[start Material to process]

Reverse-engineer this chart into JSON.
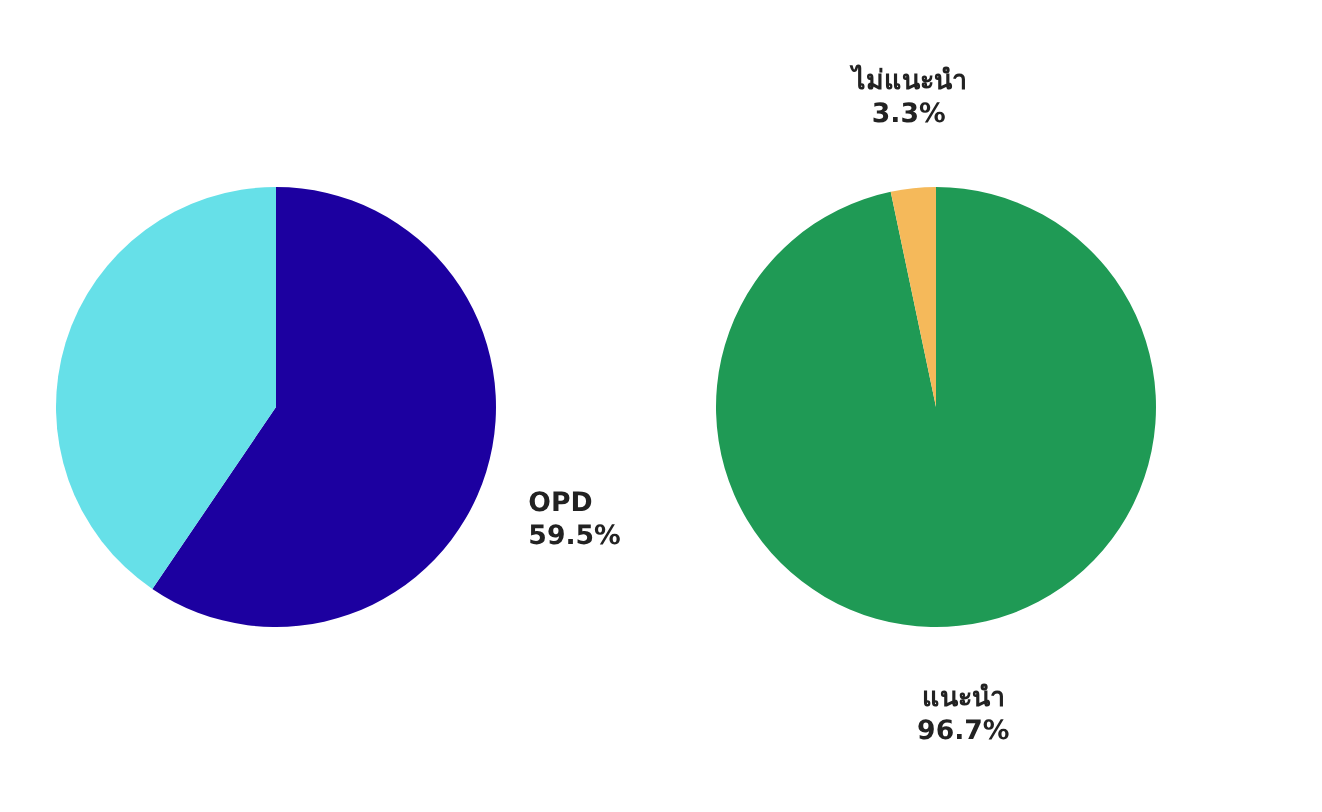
{
  "chart_data": [
    {
      "type": "pie",
      "categories": [
        "OPD",
        null
      ],
      "values": [
        59.5,
        40.5
      ],
      "colors": [
        "#1c00a0",
        "#66e0e8"
      ],
      "value_labels": [
        "59.5%",
        null
      ]
    },
    {
      "type": "pie",
      "categories": [
        "แนะนำ",
        "ไม่แนะนำ"
      ],
      "values": [
        96.7,
        3.3
      ],
      "colors": [
        "#1f9a55",
        "#f5b95a"
      ],
      "value_labels": [
        "96.7%",
        "3.3%"
      ]
    }
  ]
}
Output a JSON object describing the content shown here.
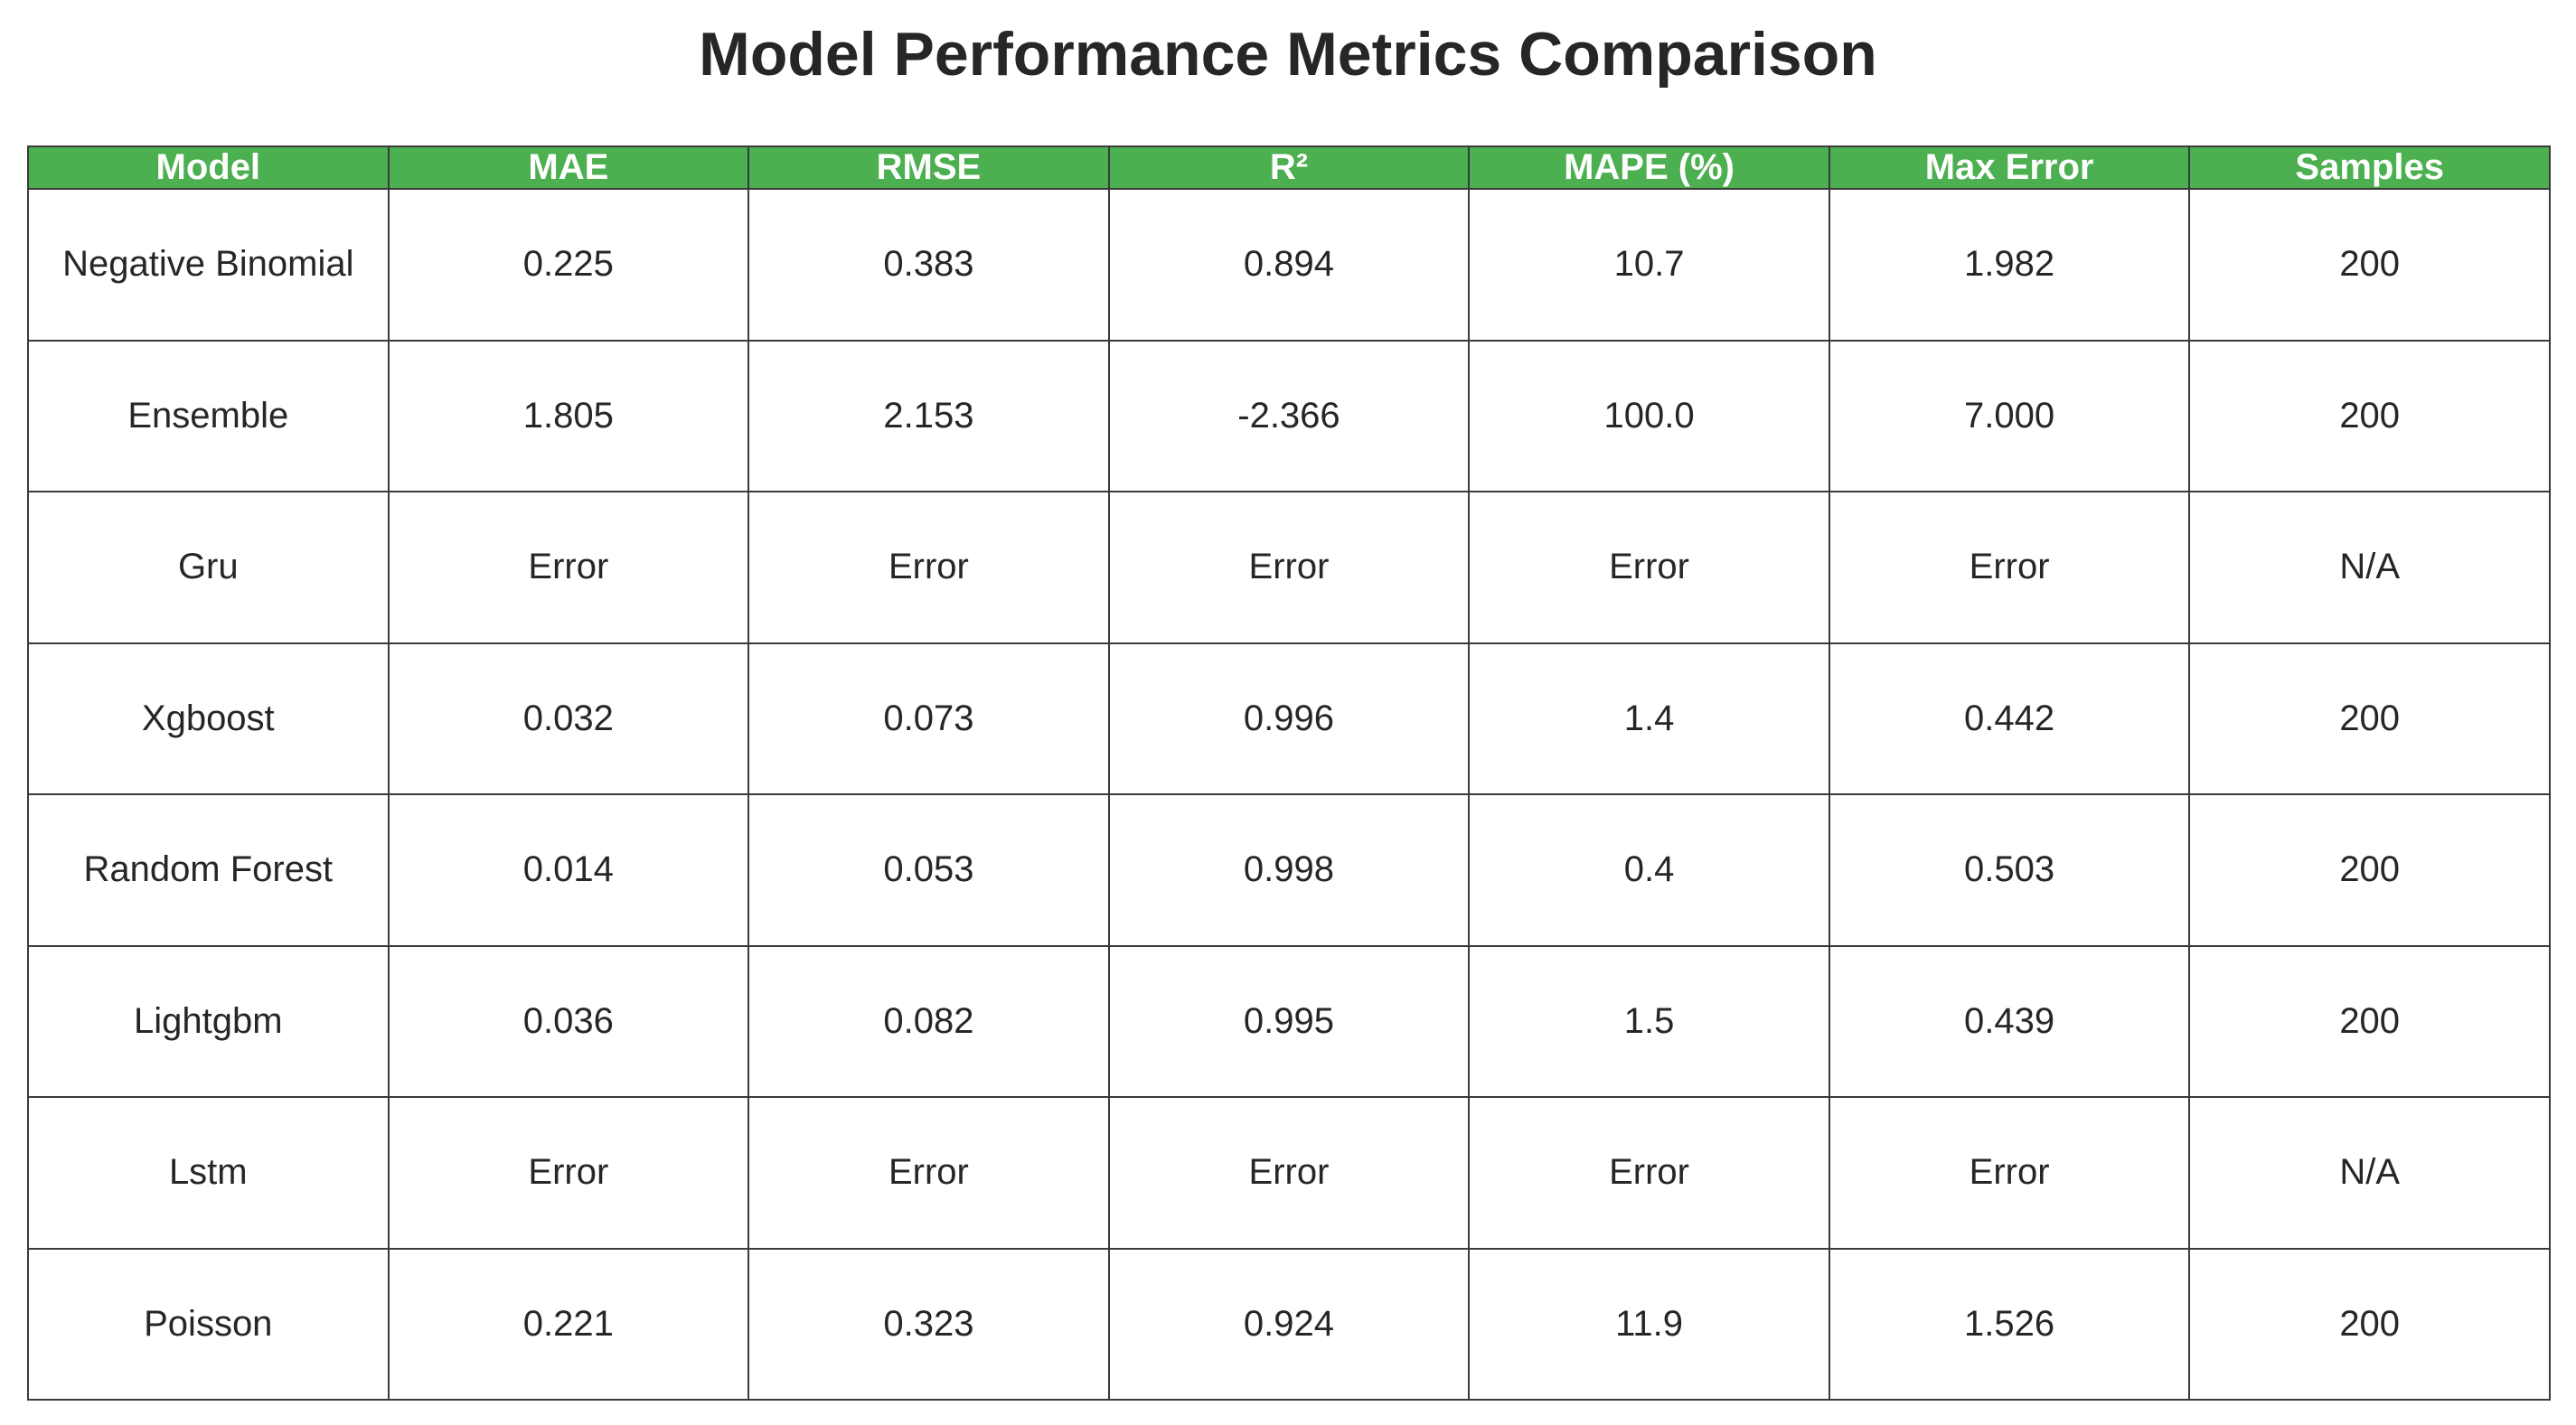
{
  "chart_data": {
    "type": "table",
    "title": "Model Performance Metrics Comparison",
    "header_color": "#4caf50",
    "columns": [
      "Model",
      "MAE",
      "RMSE",
      "R²",
      "MAPE (%)",
      "Max Error",
      "Samples"
    ],
    "rows": [
      [
        "Negative Binomial",
        "0.225",
        "0.383",
        "0.894",
        "10.7",
        "1.982",
        "200"
      ],
      [
        "Ensemble",
        "1.805",
        "2.153",
        "-2.366",
        "100.0",
        "7.000",
        "200"
      ],
      [
        "Gru",
        "Error",
        "Error",
        "Error",
        "Error",
        "Error",
        "N/A"
      ],
      [
        "Xgboost",
        "0.032",
        "0.073",
        "0.996",
        "1.4",
        "0.442",
        "200"
      ],
      [
        "Random Forest",
        "0.014",
        "0.053",
        "0.998",
        "0.4",
        "0.503",
        "200"
      ],
      [
        "Lightgbm",
        "0.036",
        "0.082",
        "0.995",
        "1.5",
        "0.439",
        "200"
      ],
      [
        "Lstm",
        "Error",
        "Error",
        "Error",
        "Error",
        "Error",
        "N/A"
      ],
      [
        "Poisson",
        "0.221",
        "0.323",
        "0.924",
        "11.9",
        "1.526",
        "200"
      ]
    ]
  }
}
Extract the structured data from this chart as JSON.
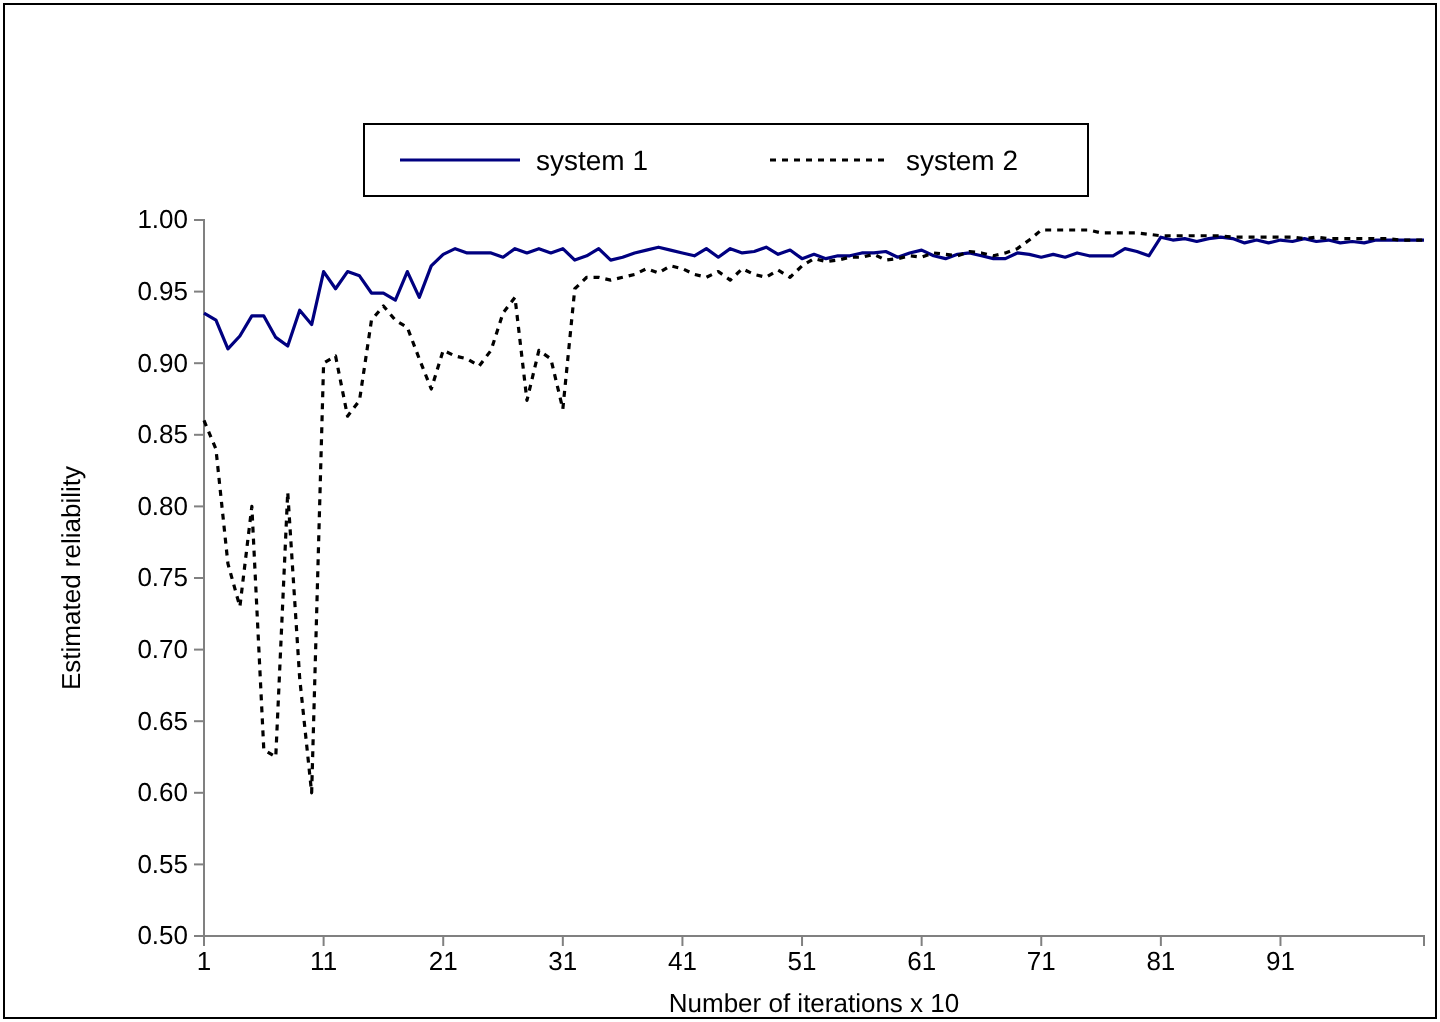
{
  "chart_data": {
    "type": "line",
    "xlabel": "Number of iterations x 10",
    "ylabel": "Estimated reliability",
    "x": [
      1,
      2,
      3,
      4,
      5,
      6,
      7,
      8,
      9,
      10,
      11,
      12,
      13,
      14,
      15,
      16,
      17,
      18,
      19,
      20,
      21,
      22,
      23,
      24,
      25,
      26,
      27,
      28,
      29,
      30,
      31,
      32,
      33,
      34,
      35,
      36,
      37,
      38,
      39,
      40,
      41,
      42,
      43,
      44,
      45,
      46,
      47,
      48,
      49,
      50,
      51,
      52,
      53,
      54,
      55,
      56,
      57,
      58,
      59,
      60,
      61,
      62,
      63,
      64,
      65,
      66,
      67,
      68,
      69,
      70,
      71,
      72,
      73,
      74,
      75,
      76,
      77,
      78,
      79,
      80,
      81,
      82,
      83,
      84,
      85,
      86,
      87,
      88,
      89,
      90,
      91,
      92,
      93,
      94,
      95,
      96,
      97,
      98,
      99,
      100,
      101,
      102,
      103
    ],
    "series": [
      {
        "name": "system 1",
        "color": "#000080",
        "line_style": "solid",
        "values": [
          0.935,
          0.93,
          0.91,
          0.919,
          0.933,
          0.933,
          0.918,
          0.912,
          0.937,
          0.927,
          0.964,
          0.952,
          0.964,
          0.961,
          0.949,
          0.949,
          0.944,
          0.964,
          0.946,
          0.968,
          0.976,
          0.98,
          0.977,
          0.977,
          0.977,
          0.974,
          0.98,
          0.977,
          0.98,
          0.977,
          0.98,
          0.972,
          0.975,
          0.98,
          0.972,
          0.974,
          0.977,
          0.979,
          0.981,
          0.979,
          0.977,
          0.975,
          0.98,
          0.974,
          0.98,
          0.977,
          0.978,
          0.981,
          0.976,
          0.979,
          0.973,
          0.976,
          0.973,
          0.975,
          0.975,
          0.977,
          0.977,
          0.978,
          0.974,
          0.977,
          0.979,
          0.975,
          0.973,
          0.976,
          0.977,
          0.975,
          0.973,
          0.973,
          0.977,
          0.976,
          0.974,
          0.976,
          0.974,
          0.977,
          0.975,
          0.975,
          0.975,
          0.98,
          0.978,
          0.975,
          0.988,
          0.986,
          0.987,
          0.985,
          0.987,
          0.988,
          0.987,
          0.984,
          0.986,
          0.984,
          0.986,
          0.985,
          0.987,
          0.985,
          0.986,
          0.984,
          0.985,
          0.984,
          0.986,
          0.986,
          0.986,
          0.986,
          0.986
        ]
      },
      {
        "name": "system 2",
        "color": "#000000",
        "line_style": "dotted",
        "values": [
          0.86,
          0.84,
          0.76,
          0.73,
          0.8,
          0.63,
          0.625,
          0.81,
          0.68,
          0.6,
          0.9,
          0.905,
          0.863,
          0.874,
          0.93,
          0.94,
          0.93,
          0.925,
          0.903,
          0.882,
          0.909,
          0.905,
          0.903,
          0.898,
          0.909,
          0.935,
          0.946,
          0.874,
          0.909,
          0.903,
          0.868,
          0.952,
          0.96,
          0.96,
          0.958,
          0.96,
          0.962,
          0.966,
          0.963,
          0.968,
          0.966,
          0.962,
          0.96,
          0.964,
          0.958,
          0.966,
          0.962,
          0.96,
          0.965,
          0.96,
          0.968,
          0.973,
          0.971,
          0.972,
          0.974,
          0.974,
          0.976,
          0.972,
          0.973,
          0.975,
          0.974,
          0.977,
          0.976,
          0.975,
          0.978,
          0.977,
          0.975,
          0.977,
          0.98,
          0.986,
          0.993,
          0.993,
          0.993,
          0.993,
          0.993,
          0.991,
          0.991,
          0.991,
          0.991,
          0.99,
          0.989,
          0.989,
          0.989,
          0.989,
          0.989,
          0.989,
          0.988,
          0.988,
          0.988,
          0.988,
          0.988,
          0.988,
          0.987,
          0.988,
          0.987,
          0.987,
          0.987,
          0.987,
          0.987,
          0.987,
          0.986,
          0.986,
          0.986
        ]
      }
    ],
    "xlim": [
      1,
      103
    ],
    "xticks": [
      1,
      11,
      21,
      31,
      41,
      51,
      61,
      71,
      81,
      91
    ],
    "ylim": [
      0.5,
      1.0
    ],
    "yticks": [
      {
        "value": 0.5,
        "label": "0.50"
      },
      {
        "value": 0.55,
        "label": "0.55"
      },
      {
        "value": 0.6,
        "label": "0.60"
      },
      {
        "value": 0.65,
        "label": "0.65"
      },
      {
        "value": 0.7,
        "label": "0.70"
      },
      {
        "value": 0.75,
        "label": "0.75"
      },
      {
        "value": 0.8,
        "label": "0.80"
      },
      {
        "value": 0.85,
        "label": "0.85"
      },
      {
        "value": 0.9,
        "label": "0.90"
      },
      {
        "value": 0.95,
        "label": "0.95"
      },
      {
        "value": 1.0,
        "label": "1.00"
      }
    ],
    "grid": false,
    "legend": "top",
    "marker": "none"
  }
}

[end Material to process]

Exercise description —
In the entries above, count every line containing the word "JSON". Write only the total.

Result of the exercise —
3